## begin The input
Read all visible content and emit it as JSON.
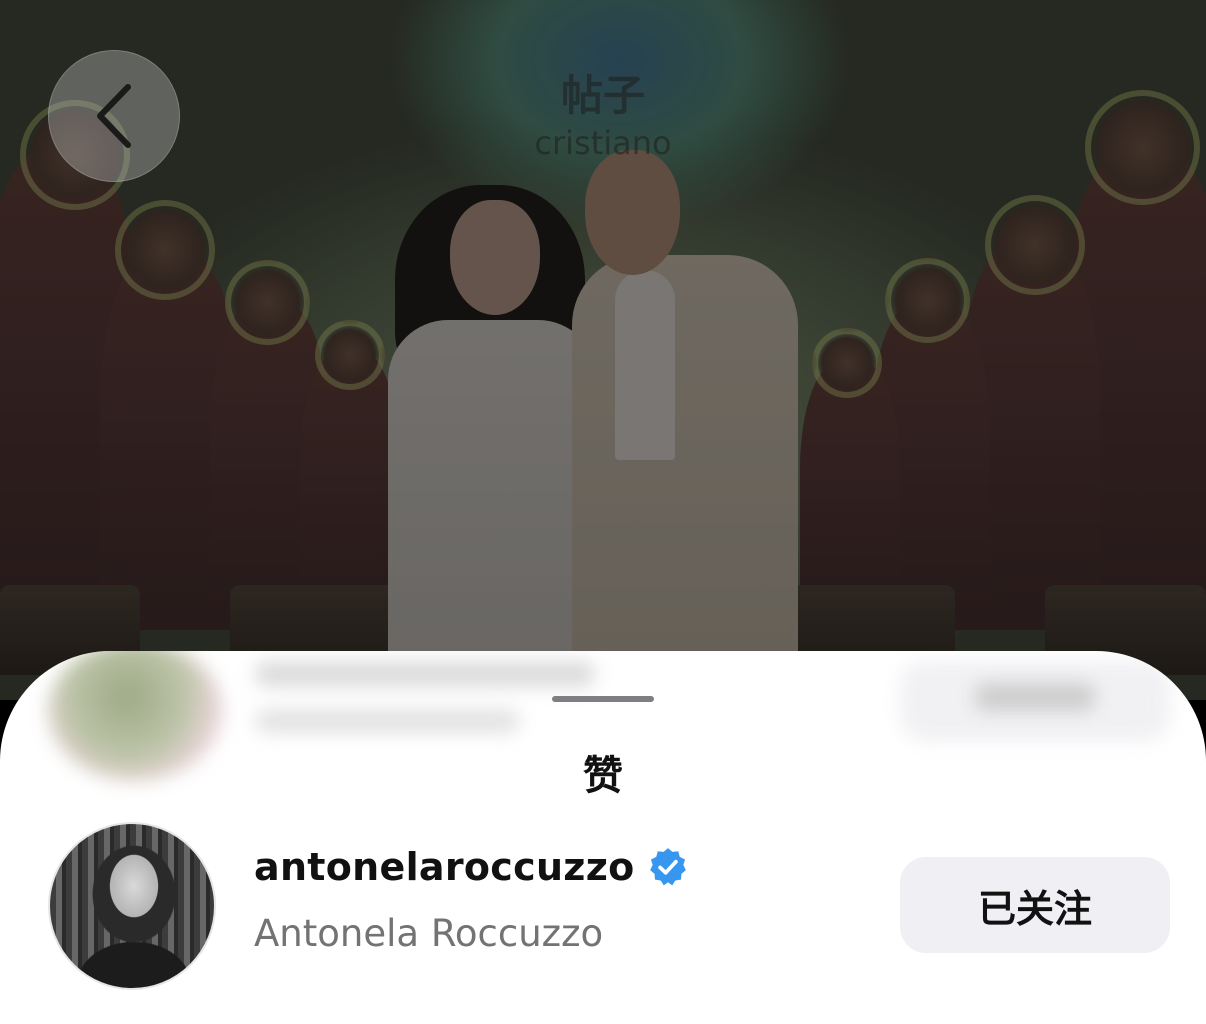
{
  "header": {
    "title": "帖子",
    "subtitle": "cristiano"
  },
  "sheet": {
    "title": "赞"
  },
  "likers": [
    {
      "username": "antonelaroccuzzo",
      "full_name": "Antonela Roccuzzo",
      "verified": true,
      "follow_label": "已关注"
    }
  ],
  "colors": {
    "verified_blue": "#3797f0",
    "follow_button_bg": "#efeff4",
    "sheet_bg": "#ffffff"
  },
  "icons": {
    "back": "chevron-left-icon",
    "verified": "verified-badge-icon"
  }
}
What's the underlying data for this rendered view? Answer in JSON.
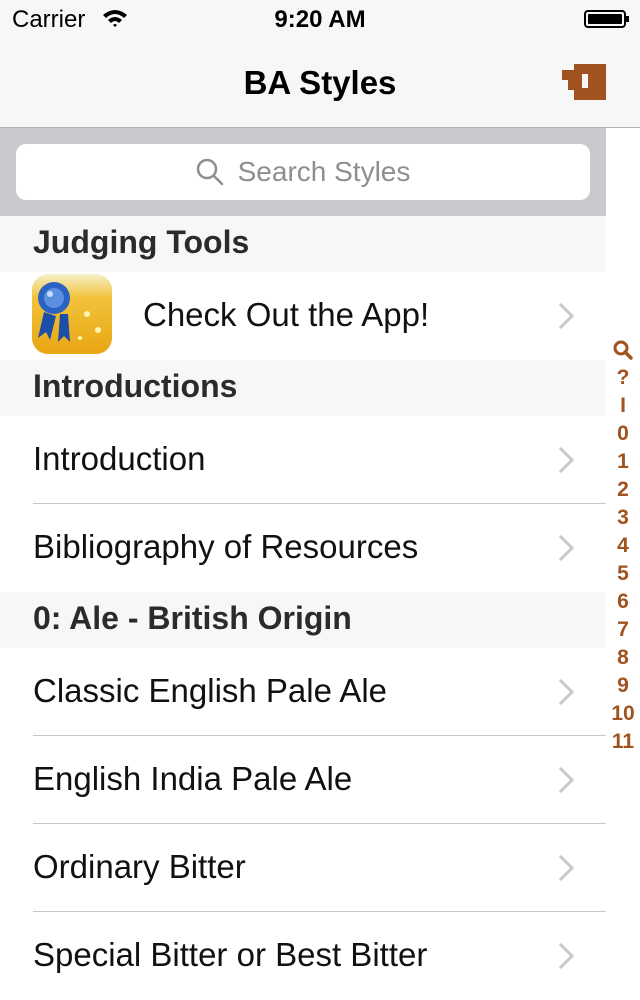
{
  "status_bar": {
    "carrier": "Carrier",
    "time": "9:20 AM"
  },
  "nav": {
    "title": "BA Styles"
  },
  "search": {
    "placeholder": "Search Styles"
  },
  "sections": [
    {
      "header": "Judging Tools",
      "rows": [
        {
          "label": "Check Out the App!"
        }
      ]
    },
    {
      "header": "Introductions",
      "rows": [
        {
          "label": "Introduction"
        },
        {
          "label": "Bibliography of Resources"
        }
      ]
    },
    {
      "header": "0: Ale - British Origin",
      "rows": [
        {
          "label": "Classic English Pale Ale"
        },
        {
          "label": "English India Pale Ale"
        },
        {
          "label": "Ordinary Bitter"
        },
        {
          "label": "Special Bitter or Best Bitter"
        }
      ]
    }
  ],
  "index": [
    "?",
    "I",
    "0",
    "1",
    "2",
    "3",
    "4",
    "5",
    "6",
    "7",
    "8",
    "9",
    "10",
    "11"
  ],
  "colors": {
    "accent": "#a0521f",
    "nav_bg": "#f7f7f7",
    "search_bar_bg": "#c9c9ce"
  },
  "icons": {
    "wifi": "wifi-icon",
    "battery": "battery-icon",
    "mug": "beer-mug-icon",
    "search": "search-icon",
    "chevron": "chevron-right-icon",
    "app": "ribbon-app-icon"
  }
}
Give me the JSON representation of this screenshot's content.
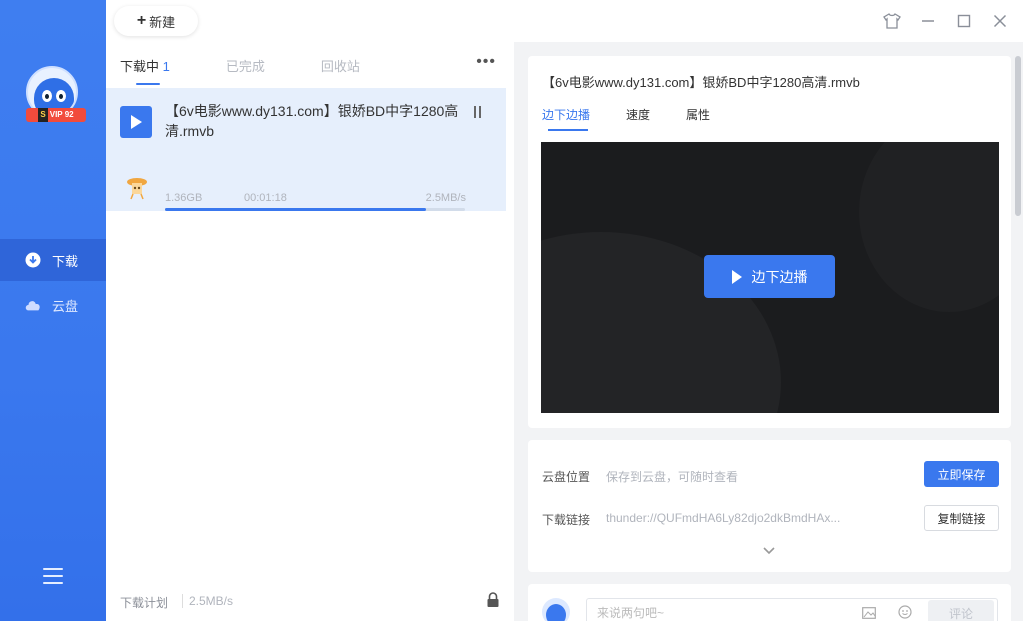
{
  "sidebar": {
    "vip_badge": "SVIP 92级 ★",
    "vip_badge_short": "VIP 92",
    "items": [
      {
        "label": "下载",
        "icon": "download-icon"
      },
      {
        "label": "云盘",
        "icon": "cloud-icon"
      }
    ]
  },
  "topbar": {
    "new_button": "新建"
  },
  "list": {
    "tabs": [
      {
        "label": "下载中",
        "count": "1"
      },
      {
        "label": "已完成"
      },
      {
        "label": "回收站"
      }
    ],
    "more": "•••",
    "task": {
      "name": "【6v电影www.dy131.com】银娇BD中字1280高清.rmvb",
      "size": "1.36GB",
      "elapsed": "00:01:18",
      "speed": "2.5MB/s",
      "progress": 0.87
    },
    "plan_label": "下载计划",
    "plan_speed": "2.5MB/s"
  },
  "detail": {
    "title": "【6v电影www.dy131.com】银娇BD中字1280高清.rmvb",
    "tabs": [
      "边下边播",
      "速度",
      "属性"
    ],
    "play_button": "边下边播",
    "cloud_label": "云盘位置",
    "cloud_value": "保存到云盘，可随时查看",
    "save_button": "立即保存",
    "link_label": "下载链接",
    "link_value": "thunder://QUFmdHA6Ly82djo2dkBmdHAx...",
    "copy_button": "复制链接"
  },
  "comment": {
    "placeholder": "来说两句吧~",
    "send_button": "评论"
  },
  "colors": {
    "accent": "#3a78ee",
    "sidebar": "#3f7ef0",
    "task_bg": "#e6effc",
    "video_bg": "#1b1c1e"
  }
}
## end The input
● **What you need to do**:
Give the number of lines in the listing above that hold the string "rmvb", with nothing else.

● **Completed task**:
2